Data entries:

-----

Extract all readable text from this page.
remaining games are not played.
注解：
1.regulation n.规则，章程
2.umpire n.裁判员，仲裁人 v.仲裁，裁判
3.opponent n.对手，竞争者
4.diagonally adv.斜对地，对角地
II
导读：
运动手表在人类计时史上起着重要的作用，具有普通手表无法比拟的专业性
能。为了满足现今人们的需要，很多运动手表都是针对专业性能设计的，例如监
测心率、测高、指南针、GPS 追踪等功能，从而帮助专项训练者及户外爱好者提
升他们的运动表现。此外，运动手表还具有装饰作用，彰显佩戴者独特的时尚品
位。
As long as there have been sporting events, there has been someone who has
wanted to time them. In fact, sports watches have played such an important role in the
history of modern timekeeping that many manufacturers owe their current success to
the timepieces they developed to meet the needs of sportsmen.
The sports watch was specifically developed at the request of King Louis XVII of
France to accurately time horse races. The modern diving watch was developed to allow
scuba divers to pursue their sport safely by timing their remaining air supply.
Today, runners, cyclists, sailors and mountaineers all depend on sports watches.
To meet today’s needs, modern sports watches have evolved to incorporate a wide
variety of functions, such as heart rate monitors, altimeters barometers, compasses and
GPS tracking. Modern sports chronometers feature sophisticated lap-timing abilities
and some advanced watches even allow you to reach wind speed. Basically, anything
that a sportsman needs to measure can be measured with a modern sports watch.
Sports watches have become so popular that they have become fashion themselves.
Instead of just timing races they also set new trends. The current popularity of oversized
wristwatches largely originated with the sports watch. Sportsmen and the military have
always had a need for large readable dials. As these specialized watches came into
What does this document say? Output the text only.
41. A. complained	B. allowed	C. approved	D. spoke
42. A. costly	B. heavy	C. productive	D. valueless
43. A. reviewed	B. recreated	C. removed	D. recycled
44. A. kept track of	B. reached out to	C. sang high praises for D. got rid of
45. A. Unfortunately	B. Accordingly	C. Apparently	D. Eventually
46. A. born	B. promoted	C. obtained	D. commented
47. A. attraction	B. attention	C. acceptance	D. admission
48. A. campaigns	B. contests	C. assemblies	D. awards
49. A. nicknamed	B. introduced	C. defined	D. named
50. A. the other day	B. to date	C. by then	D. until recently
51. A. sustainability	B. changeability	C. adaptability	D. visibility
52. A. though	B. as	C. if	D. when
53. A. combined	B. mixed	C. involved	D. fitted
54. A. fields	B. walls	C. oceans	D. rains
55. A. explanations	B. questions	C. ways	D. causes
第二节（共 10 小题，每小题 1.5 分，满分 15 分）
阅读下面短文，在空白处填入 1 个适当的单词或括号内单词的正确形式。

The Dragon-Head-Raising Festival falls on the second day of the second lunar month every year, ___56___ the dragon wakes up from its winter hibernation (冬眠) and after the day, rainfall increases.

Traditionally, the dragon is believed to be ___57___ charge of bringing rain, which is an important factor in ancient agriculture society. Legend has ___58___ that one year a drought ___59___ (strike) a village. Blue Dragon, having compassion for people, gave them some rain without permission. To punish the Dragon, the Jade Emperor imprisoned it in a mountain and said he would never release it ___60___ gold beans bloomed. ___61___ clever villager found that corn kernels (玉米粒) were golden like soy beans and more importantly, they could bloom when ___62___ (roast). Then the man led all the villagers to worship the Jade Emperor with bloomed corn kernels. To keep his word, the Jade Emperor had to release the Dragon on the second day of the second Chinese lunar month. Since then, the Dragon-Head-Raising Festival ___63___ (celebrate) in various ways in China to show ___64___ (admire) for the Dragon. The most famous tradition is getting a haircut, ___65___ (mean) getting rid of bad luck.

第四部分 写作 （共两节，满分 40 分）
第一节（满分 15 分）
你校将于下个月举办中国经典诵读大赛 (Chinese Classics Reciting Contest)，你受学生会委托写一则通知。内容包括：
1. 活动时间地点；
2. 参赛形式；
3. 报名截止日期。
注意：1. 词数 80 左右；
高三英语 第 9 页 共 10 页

-----

▶ REQUEST: Quote all of the entries exactly as they appear.

▶ WRITTEN RESPONSE:
Extract all readable text from this page.
remaining games are not played.
注解：
1.regulation n.规则，章程
2.umpire n.裁判员，仲裁人 v.仲裁，裁判
3.opponent n.对手，竞争者
4.diagonally adv.斜对地，对角地
II
导读：
运动手表在人类计时史上起着重要的作用，具有普通手表无法比拟的专业性
能。为了满足现今人们的需要，很多运动手表都是针对专业性能设计的，例如监
测心率、测高、指南针、GPS 追踪等功能，从而帮助专项训练者及户外爱好者提
升他们的运动表现。此外，运动手表还具有装饰作用，彰显佩戴者独特的时尚品
位。
As long as there have been sporting events, there has been someone who has
wanted to time them. In fact, sports watches have played such an important role in the
history of modern timekeeping that many manufacturers owe their current success to
the timepieces they developed to meet the needs of sportsmen.
The sports watch was specifically developed at the request of King Louis XVII of
France to accurately time horse races. The modern diving watch was developed to allow
scuba divers to pursue their sport safely by timing their remaining air supply.
Today, runners, cyclists, sailors and mountaineers all depend on sports watches.
To meet today’s needs, modern sports watches have evolved to incorporate a wide
variety of functions, such as heart rate monitors, altimeters barometers, compasses and
GPS tracking. Modern sports chronometers feature sophisticated lap-timing abilities
and some advanced watches even allow you to reach wind speed. Basically, anything
that a sportsman needs to measure can be measured with a modern sports watch.
Sports watches have become so popular that they have become fashion themselves.
Instead of just timing races they also set new trends. The current popularity of oversized
wristwatches largely originated with the sports watch. Sportsmen and the military have
always had a need for large readable dials. As these specialized watches came into
What does this document say? Output the text only.
41. A. complained	B. allowed	C. approved	D. spoke
42. A. costly	B. heavy	C. productive	D. valueless
43. A. reviewed	B. recreated	C. removed	D. recycled
44. A. kept track of	B. reached out to	C. sang high praises for D. got rid of
45. A. Unfortunately	B. Accordingly	C. Apparently	D. Eventually
46. A. born	B. promoted	C. obtained	D. commented
47. A. attraction	B. attention	C. acceptance	D. admission
48. A. campaigns	B. contests	C. assemblies	D. awards
49. A. nicknamed	B. introduced	C. defined	D. named
50. A. the other day	B. to date	C. by then	D. until recently
51. A. sustainability	B. changeability	C. adaptability	D. visibility
52. A. though	B. as	C. if	D. when
53. A. combined	B. mixed	C. involved	D. fitted
54. A. fields	B. walls	C. oceans	D. rains
55. A. explanations	B. questions	C. ways	D. causes
第二节（共 10 小题，每小题 1.5 分，满分 15 分）
阅读下面短文，在空白处填入 1 个适当的单词或括号内单词的正确形式。

The Dragon-Head-Raising Festival falls on the second day of the second lunar month every year, ___56___ the dragon wakes up from its winter hibernation (冬眠) and after the day, rainfall increases.

Traditionally, the dragon is believed to be ___57___ charge of bringing rain, which is an important factor in ancient agriculture society. Legend has ___58___ that one year a drought ___59___ (strike) a village. Blue Dragon, having compassion for people, gave them some rain without permission. To punish the Dragon, the Jade Emperor imprisoned it in a mountain and said he would never release it ___60___ gold beans bloomed. ___61___ clever villager found that corn kernels (玉米粒) were golden like soy beans and more importantly, they could bloom when ___62___ (roast). Then the man led all the villagers to worship the Jade Emperor with bloomed corn kernels. To keep his word, the Jade Emperor had to release the Dragon on the second day of the second Chinese lunar month. Since then, the Dragon-Head-Raising Festival ___63___ (celebrate) in various ways in China to show ___64___ (admire) for the Dragon. The most famous tradition is getting a haircut, ___65___ (mean) getting rid of bad luck.

第四部分 写作 （共两节，满分 40 分）
第一节（满分 15 分）
你校将于下个月举办中国经典诵读大赛 (Chinese Classics Reciting Contest)，你受学生会委托写一则通知。内容包括：
1. 活动时间地点；
2. 参赛形式；
3. 报名截止日期。
注意：1. 词数 80 左右；
高三英语 第 9 页 共 10 页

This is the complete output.